--- START ---
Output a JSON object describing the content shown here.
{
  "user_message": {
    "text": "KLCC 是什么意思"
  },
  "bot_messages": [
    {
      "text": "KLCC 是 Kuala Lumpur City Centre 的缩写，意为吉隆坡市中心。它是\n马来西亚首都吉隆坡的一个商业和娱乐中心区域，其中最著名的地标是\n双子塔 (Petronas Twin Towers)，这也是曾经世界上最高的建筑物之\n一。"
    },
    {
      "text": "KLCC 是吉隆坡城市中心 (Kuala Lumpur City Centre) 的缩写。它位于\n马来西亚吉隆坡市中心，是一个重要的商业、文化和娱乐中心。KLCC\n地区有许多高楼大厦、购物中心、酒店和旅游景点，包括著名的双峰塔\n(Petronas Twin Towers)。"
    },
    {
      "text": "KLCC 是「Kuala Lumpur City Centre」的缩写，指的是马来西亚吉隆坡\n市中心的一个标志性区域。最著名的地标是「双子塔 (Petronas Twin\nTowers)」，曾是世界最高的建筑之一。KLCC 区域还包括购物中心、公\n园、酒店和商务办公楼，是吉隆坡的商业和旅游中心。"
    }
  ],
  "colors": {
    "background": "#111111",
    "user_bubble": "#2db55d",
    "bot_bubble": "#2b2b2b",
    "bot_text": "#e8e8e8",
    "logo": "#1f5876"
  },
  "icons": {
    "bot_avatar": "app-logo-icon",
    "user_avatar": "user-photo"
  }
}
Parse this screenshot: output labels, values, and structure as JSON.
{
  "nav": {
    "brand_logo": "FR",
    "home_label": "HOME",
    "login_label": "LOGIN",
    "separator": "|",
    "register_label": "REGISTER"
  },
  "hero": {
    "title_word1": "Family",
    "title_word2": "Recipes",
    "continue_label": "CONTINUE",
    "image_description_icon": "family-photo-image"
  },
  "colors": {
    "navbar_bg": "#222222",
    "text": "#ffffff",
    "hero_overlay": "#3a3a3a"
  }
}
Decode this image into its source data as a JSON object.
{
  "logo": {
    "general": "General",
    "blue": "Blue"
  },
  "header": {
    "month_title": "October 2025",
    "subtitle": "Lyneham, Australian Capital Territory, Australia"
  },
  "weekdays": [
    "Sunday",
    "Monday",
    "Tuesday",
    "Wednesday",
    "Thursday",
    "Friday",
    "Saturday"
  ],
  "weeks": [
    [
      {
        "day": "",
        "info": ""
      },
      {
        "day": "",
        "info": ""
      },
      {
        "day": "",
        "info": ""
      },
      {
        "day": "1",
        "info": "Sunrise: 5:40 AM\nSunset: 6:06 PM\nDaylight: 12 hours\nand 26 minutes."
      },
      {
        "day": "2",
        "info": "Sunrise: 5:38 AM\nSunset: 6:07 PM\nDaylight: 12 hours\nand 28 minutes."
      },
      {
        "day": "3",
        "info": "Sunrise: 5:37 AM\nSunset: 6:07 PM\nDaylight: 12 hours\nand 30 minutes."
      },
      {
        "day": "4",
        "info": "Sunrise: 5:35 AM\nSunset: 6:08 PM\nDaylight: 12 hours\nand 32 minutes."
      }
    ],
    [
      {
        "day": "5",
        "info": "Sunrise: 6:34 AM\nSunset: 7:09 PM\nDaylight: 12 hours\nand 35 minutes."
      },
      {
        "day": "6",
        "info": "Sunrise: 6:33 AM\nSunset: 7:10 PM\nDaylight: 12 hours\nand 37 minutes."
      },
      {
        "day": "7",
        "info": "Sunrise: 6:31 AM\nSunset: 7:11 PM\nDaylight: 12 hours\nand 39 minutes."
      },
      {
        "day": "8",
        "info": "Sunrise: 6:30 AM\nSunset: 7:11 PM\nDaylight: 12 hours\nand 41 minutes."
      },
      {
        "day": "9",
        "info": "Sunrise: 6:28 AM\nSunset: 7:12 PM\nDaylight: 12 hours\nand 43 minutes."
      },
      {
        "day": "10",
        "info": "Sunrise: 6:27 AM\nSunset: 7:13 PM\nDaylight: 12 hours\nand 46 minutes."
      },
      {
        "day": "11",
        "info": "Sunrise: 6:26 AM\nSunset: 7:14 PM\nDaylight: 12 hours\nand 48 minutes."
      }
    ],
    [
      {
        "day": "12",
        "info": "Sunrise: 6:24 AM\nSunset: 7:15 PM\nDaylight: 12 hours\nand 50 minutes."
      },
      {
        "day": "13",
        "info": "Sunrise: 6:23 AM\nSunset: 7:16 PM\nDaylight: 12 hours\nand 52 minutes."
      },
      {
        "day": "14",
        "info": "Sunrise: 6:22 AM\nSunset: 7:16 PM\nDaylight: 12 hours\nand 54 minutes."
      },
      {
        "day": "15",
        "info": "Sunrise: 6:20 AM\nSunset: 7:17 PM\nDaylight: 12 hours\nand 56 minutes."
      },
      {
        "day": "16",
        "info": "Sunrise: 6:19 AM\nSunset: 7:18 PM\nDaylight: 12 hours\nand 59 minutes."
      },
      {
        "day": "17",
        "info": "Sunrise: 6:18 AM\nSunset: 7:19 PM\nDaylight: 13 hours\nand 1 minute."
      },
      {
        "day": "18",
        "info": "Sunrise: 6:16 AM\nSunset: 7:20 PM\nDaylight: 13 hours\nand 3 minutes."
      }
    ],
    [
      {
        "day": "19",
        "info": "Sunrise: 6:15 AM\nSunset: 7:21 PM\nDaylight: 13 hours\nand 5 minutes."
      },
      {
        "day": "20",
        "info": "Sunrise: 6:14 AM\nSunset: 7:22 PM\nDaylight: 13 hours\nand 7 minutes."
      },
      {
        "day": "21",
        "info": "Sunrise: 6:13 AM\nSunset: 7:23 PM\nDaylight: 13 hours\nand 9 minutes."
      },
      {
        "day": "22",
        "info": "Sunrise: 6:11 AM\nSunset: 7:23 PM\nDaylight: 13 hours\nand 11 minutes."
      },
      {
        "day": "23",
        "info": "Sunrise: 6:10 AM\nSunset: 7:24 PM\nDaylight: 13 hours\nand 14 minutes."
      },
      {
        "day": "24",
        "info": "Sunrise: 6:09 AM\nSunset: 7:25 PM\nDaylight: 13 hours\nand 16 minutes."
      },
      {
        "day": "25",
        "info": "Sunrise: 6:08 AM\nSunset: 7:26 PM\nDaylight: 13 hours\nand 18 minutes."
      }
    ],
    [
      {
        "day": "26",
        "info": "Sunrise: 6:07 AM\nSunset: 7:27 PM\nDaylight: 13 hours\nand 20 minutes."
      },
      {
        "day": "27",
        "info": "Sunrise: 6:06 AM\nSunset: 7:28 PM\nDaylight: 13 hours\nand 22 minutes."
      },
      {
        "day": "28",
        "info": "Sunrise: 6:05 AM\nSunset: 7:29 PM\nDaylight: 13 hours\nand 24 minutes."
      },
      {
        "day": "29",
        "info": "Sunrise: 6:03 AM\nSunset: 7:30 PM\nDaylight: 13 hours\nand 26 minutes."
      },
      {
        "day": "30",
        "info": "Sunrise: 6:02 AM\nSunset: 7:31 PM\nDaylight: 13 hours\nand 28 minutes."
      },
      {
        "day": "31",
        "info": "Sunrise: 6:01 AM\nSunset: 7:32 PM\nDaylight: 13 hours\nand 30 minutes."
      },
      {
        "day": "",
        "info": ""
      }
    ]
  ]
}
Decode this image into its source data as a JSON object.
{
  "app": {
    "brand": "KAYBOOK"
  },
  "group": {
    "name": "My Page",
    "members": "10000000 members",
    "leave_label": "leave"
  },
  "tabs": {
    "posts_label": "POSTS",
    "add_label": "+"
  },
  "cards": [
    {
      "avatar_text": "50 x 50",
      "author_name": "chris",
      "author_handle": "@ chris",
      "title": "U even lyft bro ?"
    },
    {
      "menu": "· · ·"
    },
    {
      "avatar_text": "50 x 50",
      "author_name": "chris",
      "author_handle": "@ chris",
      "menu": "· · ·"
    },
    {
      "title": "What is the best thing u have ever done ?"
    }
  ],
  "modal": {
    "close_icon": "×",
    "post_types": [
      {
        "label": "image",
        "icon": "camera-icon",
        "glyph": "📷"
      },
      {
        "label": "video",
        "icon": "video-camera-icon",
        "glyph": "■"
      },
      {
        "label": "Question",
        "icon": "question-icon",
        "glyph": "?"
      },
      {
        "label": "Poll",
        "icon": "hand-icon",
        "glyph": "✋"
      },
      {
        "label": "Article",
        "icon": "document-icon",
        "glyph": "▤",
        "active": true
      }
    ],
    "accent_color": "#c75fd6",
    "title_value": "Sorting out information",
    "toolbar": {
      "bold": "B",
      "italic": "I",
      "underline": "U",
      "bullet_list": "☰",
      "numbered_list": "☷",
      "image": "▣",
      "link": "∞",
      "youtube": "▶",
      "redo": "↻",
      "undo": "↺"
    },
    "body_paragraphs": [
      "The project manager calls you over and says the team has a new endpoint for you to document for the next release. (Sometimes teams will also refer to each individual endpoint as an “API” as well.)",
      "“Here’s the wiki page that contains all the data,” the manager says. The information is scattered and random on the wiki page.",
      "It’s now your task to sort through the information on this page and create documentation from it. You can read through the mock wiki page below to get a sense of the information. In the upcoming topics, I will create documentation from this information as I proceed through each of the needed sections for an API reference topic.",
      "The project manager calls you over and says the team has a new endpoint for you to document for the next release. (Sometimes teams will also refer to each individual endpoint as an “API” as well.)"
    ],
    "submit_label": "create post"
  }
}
--- END ---
TASK REQUIREMENTS - Gather all lines from the records above in which "project" appears.

WRITTEN ANSWER -
      "The project manager calls you over and says the team has a new endpoint for you to document for the next release. (Sometimes teams will also refer to each individual endpoint as an “API” as well.)",
      "The project manager calls you over and says the team has a new endpoint for you to document for the next release. (Sometimes teams will also refer to each individual endpoint as an “API” as well.)"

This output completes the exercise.